» **Trecho apresentado**:
━━━

O problema é que os países emergentes não querem deixar suas moedas se apreciarem frente às moedas dos países que estão fazendo o relaxamento monetário e tampouco pretendem desaquecer mais suas economias. Os bancos centrais emergentes encontram-se assim num dilema: pretendem evitar a apreciação de suas moedas, via controle de capitais e intervenções no câmbio, mas, ao fazerem isso, diminuem o ímpeto do processo de arbitragem internacional que geraria uma taxa de juros mais baixa internamente. Portanto, a estratégia dos emergentes acabará gerando queda dos juros numa conjuntura de pouca apreciação de suas moedas e ambiente favorável ao aumento das taxas de inflação.
O maior nível de atividade desses países poderia gerar algum equilíbrio via deterioração de seus balanços de pagamentos (via aumento das importações e diminuição das exportações), mas tal efeito fica limitado pela manutenção de taxas de câmbio artificialmente desvalorizadas e de um possível aumento do protecionismo. Portanto, a correção dos desequilíbrios existentes provavelmente se dará da pior forma possível: via aumento das taxas de inflação.

━━━

[Dados de origem]
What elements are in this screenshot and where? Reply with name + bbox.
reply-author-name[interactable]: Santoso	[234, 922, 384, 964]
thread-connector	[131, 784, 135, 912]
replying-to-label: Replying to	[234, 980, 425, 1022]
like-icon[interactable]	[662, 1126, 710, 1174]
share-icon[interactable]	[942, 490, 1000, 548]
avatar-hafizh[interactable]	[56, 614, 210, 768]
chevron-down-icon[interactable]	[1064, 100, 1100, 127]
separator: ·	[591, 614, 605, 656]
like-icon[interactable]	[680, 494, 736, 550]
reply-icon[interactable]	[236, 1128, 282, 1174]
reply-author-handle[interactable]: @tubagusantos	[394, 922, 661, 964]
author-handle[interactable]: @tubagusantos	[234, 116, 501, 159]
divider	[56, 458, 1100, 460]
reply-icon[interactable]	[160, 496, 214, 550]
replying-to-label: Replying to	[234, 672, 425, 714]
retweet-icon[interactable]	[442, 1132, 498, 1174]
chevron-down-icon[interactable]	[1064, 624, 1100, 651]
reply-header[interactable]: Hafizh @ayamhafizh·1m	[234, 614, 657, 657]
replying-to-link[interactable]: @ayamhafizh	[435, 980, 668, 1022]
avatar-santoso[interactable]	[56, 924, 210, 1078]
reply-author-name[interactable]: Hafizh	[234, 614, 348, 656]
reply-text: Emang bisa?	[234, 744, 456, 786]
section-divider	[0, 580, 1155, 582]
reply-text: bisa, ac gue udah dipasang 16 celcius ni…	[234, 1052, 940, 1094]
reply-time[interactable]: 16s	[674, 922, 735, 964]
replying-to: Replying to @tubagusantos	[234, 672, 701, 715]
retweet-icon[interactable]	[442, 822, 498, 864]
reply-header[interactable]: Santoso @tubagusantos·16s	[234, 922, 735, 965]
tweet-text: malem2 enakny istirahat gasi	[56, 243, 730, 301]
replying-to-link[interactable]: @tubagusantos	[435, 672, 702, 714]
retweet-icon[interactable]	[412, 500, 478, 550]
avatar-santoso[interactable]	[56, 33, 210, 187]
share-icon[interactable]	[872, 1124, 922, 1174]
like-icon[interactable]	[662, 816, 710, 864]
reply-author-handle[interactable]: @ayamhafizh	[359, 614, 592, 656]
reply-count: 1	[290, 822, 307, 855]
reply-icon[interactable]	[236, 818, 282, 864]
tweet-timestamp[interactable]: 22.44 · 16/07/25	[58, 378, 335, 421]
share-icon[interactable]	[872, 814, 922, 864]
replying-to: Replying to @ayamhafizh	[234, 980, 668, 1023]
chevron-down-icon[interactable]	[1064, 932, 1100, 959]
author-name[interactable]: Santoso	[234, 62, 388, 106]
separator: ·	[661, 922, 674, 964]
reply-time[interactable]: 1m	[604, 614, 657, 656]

━━━

» **O que fazer**:
(a) Segundo o texto sobre a política monetária dos países emergentes, que resultados a estratégia desses países acabará gerando? Liste todos.
(b) Escreva a continuação do texto sobre a política monetária dos países emergentes, começando depois da última frase apresentada.

» **Respostas em ordem**:
(a)
- Queda dos juros
- Pouca apreciação de suas moedas
- Ambiente favorável ao aumento das taxas de inflação

(b)
Estamos, dessa forma, caminhando para um mundo mais leniente com o risco inflacionário. Nos países sob relaxamento monetário, a expectativa é de que o aumento da liquidez gere inflação no futuro, enquanto que nos emergentes a combinação de câmbio controlado com inflação de custos (via commodities) gera mais inflação hoje. Estamos também caminhando para um mundo com menos restrições fiscais nos emergentes e com mais restrições fiscais nos avançados. Do ponto de vista dos emergentes, e do Brasil em particular, fluxos abundantes de capital ajudam a aliviar as restrições fiscais domésticas. É necessário que o Brasil seja responsável do ponto de vista fiscal para não padecer do mesmo mal que os países desenvolvidos se encontram hoje, quando precisam dar estímulos fiscais e não podem devido ao histórico de aumento do endividamento ao longo dos anos. Ainda que os ajustes fiscais brasileiros recentes tenham sido bastante tímidos, eles representam passos na direção correta.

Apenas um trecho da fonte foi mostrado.